== DONNÉES FOURNIES

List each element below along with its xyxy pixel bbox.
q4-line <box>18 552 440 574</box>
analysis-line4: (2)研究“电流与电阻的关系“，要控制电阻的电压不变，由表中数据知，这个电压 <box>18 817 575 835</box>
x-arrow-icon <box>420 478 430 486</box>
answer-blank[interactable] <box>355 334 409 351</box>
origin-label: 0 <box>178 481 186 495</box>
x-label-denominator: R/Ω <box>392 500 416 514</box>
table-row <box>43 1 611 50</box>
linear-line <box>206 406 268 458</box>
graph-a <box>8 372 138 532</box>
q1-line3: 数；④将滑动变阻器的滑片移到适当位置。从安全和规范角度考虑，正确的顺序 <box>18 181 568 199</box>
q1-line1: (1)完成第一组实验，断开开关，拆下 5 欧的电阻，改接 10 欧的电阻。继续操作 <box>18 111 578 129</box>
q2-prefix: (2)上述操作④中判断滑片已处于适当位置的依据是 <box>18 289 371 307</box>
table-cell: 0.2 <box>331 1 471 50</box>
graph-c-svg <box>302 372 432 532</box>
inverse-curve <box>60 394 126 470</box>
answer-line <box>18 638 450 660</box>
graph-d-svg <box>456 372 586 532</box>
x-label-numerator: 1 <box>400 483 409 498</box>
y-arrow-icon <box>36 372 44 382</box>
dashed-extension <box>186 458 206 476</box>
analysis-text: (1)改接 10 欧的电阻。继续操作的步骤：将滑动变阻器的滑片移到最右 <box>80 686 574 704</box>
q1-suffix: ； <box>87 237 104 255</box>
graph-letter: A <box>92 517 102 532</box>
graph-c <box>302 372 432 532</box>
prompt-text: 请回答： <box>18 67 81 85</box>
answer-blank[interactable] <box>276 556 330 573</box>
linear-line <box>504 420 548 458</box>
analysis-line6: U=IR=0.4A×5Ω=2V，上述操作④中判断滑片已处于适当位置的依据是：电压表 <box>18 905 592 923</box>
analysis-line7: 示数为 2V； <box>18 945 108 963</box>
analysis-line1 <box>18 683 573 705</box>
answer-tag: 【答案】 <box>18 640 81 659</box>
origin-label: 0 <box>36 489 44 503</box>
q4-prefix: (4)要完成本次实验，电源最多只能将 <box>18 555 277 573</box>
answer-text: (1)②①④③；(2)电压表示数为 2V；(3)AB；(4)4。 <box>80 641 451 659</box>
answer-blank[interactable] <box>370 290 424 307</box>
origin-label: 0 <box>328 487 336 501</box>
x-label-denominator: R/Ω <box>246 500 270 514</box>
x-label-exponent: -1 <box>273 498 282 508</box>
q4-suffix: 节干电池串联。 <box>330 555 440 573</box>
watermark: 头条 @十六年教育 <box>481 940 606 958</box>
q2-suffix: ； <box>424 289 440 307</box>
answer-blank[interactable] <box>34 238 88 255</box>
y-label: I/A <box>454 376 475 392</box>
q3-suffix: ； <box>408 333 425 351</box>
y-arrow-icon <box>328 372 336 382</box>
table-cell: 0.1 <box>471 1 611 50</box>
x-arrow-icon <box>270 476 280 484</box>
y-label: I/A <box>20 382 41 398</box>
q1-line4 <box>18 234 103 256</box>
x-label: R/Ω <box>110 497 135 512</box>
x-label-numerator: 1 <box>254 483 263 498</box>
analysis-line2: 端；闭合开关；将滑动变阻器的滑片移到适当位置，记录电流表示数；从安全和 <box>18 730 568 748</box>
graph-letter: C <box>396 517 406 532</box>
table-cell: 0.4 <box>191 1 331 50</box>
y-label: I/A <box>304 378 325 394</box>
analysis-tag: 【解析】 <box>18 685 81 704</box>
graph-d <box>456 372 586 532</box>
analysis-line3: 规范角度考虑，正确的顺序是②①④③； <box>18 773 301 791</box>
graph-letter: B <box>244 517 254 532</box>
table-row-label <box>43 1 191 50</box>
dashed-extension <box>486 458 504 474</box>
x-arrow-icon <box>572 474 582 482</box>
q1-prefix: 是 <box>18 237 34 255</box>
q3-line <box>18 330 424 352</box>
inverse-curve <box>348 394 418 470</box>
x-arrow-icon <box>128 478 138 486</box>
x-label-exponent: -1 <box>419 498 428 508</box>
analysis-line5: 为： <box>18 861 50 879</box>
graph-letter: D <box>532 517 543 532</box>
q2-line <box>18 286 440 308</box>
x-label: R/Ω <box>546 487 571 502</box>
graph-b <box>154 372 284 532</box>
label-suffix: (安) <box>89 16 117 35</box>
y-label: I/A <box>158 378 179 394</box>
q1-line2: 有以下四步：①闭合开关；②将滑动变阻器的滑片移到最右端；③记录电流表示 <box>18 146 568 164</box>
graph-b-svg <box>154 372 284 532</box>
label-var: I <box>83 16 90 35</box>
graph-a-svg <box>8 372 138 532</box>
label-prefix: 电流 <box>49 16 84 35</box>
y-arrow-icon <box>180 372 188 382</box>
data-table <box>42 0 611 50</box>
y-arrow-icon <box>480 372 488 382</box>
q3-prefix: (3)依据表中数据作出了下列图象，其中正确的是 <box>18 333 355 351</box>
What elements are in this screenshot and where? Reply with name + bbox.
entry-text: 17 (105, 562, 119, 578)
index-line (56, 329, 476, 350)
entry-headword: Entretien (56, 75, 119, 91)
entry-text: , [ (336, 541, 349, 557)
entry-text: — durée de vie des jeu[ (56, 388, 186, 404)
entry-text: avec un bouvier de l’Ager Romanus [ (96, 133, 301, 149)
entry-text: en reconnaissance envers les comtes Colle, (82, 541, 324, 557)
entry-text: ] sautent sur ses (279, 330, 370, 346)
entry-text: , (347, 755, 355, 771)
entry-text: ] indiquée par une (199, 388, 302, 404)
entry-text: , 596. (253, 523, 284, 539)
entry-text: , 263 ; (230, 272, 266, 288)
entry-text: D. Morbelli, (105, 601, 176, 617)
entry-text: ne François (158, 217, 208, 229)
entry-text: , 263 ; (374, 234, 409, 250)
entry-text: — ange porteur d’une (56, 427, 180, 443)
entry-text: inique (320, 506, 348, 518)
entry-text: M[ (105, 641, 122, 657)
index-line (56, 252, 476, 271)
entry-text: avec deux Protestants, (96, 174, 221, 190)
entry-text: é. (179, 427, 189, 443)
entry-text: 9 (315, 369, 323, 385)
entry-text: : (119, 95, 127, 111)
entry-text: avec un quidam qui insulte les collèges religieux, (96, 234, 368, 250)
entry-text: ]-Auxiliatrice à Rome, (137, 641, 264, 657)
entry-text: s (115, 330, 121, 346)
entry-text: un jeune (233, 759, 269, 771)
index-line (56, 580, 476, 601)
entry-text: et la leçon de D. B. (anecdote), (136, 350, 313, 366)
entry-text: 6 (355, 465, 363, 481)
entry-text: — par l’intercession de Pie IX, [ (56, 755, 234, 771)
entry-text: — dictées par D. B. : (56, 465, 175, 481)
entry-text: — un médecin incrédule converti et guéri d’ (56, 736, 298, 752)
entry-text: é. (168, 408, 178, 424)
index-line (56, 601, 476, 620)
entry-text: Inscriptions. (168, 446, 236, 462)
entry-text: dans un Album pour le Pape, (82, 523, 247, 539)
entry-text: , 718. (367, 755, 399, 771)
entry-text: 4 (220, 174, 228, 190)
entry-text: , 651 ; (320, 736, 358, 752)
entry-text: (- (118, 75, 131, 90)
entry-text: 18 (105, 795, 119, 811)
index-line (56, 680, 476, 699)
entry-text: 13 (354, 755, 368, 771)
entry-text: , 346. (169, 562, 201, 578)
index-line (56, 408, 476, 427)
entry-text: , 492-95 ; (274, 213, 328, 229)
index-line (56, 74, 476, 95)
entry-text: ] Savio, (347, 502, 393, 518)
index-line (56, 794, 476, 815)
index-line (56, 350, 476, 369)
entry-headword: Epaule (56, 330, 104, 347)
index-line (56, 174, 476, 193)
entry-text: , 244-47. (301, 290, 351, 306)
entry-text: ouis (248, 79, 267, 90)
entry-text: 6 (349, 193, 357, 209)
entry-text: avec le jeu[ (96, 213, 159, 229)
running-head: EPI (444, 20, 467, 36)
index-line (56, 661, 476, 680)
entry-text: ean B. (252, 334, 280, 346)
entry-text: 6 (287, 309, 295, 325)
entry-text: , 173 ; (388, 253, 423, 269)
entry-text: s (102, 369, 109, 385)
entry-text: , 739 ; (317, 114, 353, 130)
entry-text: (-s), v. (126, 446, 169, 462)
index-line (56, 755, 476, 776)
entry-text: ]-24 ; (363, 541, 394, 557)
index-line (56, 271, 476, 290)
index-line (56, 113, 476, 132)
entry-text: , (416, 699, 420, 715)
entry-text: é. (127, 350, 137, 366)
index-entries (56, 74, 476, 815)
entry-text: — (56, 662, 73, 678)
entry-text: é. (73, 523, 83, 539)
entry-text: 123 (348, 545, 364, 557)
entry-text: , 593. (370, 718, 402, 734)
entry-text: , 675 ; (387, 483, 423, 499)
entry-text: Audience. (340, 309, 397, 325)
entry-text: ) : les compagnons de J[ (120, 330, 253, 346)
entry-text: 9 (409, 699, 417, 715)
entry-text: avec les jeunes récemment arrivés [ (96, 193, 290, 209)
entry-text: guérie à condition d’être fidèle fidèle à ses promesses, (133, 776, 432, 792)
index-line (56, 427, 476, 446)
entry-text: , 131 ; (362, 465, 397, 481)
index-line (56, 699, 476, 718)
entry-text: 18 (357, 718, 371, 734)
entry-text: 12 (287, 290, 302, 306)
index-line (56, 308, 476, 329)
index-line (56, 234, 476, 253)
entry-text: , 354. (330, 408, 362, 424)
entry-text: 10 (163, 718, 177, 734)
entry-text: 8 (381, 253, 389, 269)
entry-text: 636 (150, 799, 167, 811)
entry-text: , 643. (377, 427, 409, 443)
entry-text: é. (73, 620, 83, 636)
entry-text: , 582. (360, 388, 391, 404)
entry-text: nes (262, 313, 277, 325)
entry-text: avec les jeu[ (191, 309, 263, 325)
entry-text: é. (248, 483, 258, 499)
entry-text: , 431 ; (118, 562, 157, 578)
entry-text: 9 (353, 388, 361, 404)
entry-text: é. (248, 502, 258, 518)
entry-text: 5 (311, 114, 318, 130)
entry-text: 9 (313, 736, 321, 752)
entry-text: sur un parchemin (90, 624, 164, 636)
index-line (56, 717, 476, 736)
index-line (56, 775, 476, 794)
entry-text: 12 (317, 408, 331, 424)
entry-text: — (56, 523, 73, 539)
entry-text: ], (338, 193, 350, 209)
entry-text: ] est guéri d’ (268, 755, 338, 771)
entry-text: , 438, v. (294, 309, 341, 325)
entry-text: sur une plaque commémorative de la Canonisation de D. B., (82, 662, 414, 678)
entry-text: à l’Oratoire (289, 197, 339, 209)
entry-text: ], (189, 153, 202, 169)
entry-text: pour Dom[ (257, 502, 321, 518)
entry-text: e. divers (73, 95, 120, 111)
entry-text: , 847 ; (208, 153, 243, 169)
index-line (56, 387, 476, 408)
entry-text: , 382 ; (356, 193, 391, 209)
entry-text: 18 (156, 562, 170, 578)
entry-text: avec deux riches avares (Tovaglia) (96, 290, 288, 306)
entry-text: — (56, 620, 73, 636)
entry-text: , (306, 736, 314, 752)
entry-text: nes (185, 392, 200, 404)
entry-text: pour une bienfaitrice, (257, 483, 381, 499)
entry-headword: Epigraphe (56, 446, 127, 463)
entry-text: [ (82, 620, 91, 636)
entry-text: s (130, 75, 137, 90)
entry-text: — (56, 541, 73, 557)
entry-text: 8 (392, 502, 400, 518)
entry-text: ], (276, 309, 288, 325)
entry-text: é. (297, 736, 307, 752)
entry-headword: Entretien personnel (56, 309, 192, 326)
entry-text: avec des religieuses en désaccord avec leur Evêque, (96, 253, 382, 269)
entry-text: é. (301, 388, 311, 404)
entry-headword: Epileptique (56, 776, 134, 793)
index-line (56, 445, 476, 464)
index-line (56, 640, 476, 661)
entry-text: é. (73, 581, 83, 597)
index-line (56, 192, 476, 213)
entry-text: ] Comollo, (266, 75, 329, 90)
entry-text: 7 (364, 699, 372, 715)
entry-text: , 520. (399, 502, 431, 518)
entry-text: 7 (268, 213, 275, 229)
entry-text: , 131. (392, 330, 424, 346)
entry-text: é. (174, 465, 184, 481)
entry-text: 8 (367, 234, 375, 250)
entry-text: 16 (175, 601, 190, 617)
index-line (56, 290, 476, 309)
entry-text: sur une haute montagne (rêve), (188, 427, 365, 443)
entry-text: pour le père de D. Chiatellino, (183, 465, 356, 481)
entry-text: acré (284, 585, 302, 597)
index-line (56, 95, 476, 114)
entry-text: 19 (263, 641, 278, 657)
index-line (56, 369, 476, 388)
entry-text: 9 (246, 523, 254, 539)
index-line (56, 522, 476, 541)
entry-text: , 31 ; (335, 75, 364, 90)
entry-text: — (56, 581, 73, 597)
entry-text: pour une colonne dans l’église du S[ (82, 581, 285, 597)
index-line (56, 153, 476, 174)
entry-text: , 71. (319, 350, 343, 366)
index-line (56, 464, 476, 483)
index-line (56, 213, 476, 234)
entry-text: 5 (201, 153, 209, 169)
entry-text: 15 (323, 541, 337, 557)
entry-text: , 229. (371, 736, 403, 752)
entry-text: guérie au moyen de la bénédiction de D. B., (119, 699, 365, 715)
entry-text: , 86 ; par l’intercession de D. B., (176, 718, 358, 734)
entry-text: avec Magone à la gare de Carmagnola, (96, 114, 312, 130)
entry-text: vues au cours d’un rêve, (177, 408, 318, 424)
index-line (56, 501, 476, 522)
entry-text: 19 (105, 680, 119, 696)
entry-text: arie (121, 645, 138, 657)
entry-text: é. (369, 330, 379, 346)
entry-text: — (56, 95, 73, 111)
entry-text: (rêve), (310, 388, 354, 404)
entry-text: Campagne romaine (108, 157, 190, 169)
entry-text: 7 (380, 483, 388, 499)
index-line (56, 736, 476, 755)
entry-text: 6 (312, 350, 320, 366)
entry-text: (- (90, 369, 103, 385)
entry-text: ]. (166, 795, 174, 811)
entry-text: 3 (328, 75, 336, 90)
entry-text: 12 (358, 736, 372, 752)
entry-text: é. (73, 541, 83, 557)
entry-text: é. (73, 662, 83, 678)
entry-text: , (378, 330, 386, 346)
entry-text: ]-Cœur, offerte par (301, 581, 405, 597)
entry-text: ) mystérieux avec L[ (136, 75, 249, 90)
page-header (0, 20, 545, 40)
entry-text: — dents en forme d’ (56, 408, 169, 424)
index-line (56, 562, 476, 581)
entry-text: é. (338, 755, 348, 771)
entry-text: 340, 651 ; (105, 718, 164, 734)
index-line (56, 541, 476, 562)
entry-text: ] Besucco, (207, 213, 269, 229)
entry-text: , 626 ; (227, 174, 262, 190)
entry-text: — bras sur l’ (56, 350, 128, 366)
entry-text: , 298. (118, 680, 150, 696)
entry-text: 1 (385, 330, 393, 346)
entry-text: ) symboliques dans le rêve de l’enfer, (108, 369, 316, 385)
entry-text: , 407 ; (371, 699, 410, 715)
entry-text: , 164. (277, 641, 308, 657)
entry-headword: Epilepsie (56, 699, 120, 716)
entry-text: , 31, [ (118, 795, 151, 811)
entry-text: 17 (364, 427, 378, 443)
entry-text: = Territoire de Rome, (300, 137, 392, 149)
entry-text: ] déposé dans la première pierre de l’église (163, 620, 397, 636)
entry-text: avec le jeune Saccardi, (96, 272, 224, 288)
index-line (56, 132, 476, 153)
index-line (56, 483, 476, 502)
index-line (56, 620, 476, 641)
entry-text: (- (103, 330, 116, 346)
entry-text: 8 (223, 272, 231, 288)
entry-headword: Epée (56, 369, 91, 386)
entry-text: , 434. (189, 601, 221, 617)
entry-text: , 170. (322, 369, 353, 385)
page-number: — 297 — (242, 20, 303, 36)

====

• [CONSIGNE]: Présentez en tableau Markdown les lignes allant du début des données jusqu'à la ligne contenant « table-cell: 0.1 <box>471 1 611 50</box> », celle-ci comprise, avec une colonne N° pour le numéro de rang et une colonne Contenu pour la ligne. Laissez de côté les lignes vides.

• [RÉPONSE]:
| N° | Contenu |
|---|---|
| 1 | List each element below along with its xyxy pixel bbox. |
| 2 | q4-line <box>18 552 440 574</box> |
| 3 | analysis-line4: (2)研究“电流与电阻的关系“，要控制电阻的电压不变，由表中数据知，这个电压 <box>18 817 575 835</box> |
| 4 | x-arrow-icon <box>420 478 430 486</box> |
| 5 | answer-blank[interactable] <box>355 334 409 351</box> |
| 6 | origin-label: 0 <box>178 481 186 495</box> |
| 7 | x-label-denominator: R/Ω <box>392 500 416 514</box> |
| 8 | table-row <box>43 1 611 50</box> |
| 9 | linear-line <box>206 406 268 458</box> |
| 10 | graph-a <box>8 372 138 532</box> |
| 11 | q1-line3: 数；④将滑动变阻器的滑片移到适当位置。从安全和规范角度考虑，正确的顺序 <box>18 181 568 199</box> |
| 12 | q1-line1: (1)完成第一组实验，断开开关，拆下 5 欧的电阻，改接 10 欧的电阻。继续操作 <box>18 111 578 129</box> |
| 13 | q2-prefix: (2)上述操作④中判断滑片已处于适当位置的依据是 <box>18 289 371 307</box> |
| 14 | table-cell: 0.2 <box>331 1 471 50</box> |
| 15 | graph-c-svg <box>302 372 432 532</box> |
| 16 | inverse-curve <box>60 394 126 470</box> |
| 17 | answer-line <box>18 638 450 660</box> |
| 18 | graph-d-svg <box>456 372 586 532</box> |
| 19 | x-label-numerator: 1 <box>400 483 409 498</box> |
| 20 | y-arrow-icon <box>36 372 44 382</box> |
| 21 | dashed-extension <box>186 458 206 476</box> |
| 22 | analysis-text: (1)改接 10 欧的电阻。继续操作的步骤：将滑动变阻器的滑片移到最右 <box>80 686 574 704</box> |
| 23 | q1-suffix: ； <box>87 237 104 255</box> |
| 24 | graph-letter: A <box>92 517 102 532</box> |
| 25 | graph-c <box>302 372 432 532</box> |
| 26 | prompt-text: 请回答： <box>18 67 81 85</box> |
| 27 | answer-blank[interactable] <box>276 556 330 573</box> |
| 28 | linear-line <box>504 420 548 458</box> |
| 29 | analysis-line6: U=IR=0.4A×5Ω=2V，上述操作④中判断滑片已处于适当位置的依据是：电压表 <box>18 905 592 923</box> |
| 30 | analysis-line7: 示数为 2V； <box>18 945 108 963</box> |
| 31 | analysis-line1 <box>18 683 573 705</box> |
| 32 | answer-tag: 【答案】 <box>18 640 81 659</box> |
| 33 | origin-label: 0 <box>36 489 44 503</box> |
| 34 | q4-prefix: (4)要完成本次实验，电源最多只能将 <box>18 555 277 573</box> |
| 35 | answer-text: (1)②①④③；(2)电压表示数为 2V；(3)AB；(4)4。 <box>80 641 451 659</box> |
| 36 | answer-blank[interactable] <box>370 290 424 307</box> |
| 37 | origin-label: 0 <box>328 487 336 501</box> |
| 38 | x-label-denominator: R/Ω <box>246 500 270 514</box> |
| 39 | x-label-exponent: -1 <box>273 498 282 508</box> |
| 40 | q4-suffix: 节干电池串联。 <box>330 555 440 573</box> |
| 41 | watermark: 头条 @十六年教育 <box>481 940 606 958</box> |
| 42 | q2-suffix: ； <box>424 289 440 307</box> |
| 43 | answer-blank[interactable] <box>34 238 88 255</box> |
| 44 | y-label: I/A <box>454 376 475 392</box> |
| 45 | q3-suffix: ； <box>408 333 425 351</box> |
| 46 | y-arrow-icon <box>328 372 336 382</box> |
| 47 | table-cell: 0.1 <box>471 1 611 50</box> |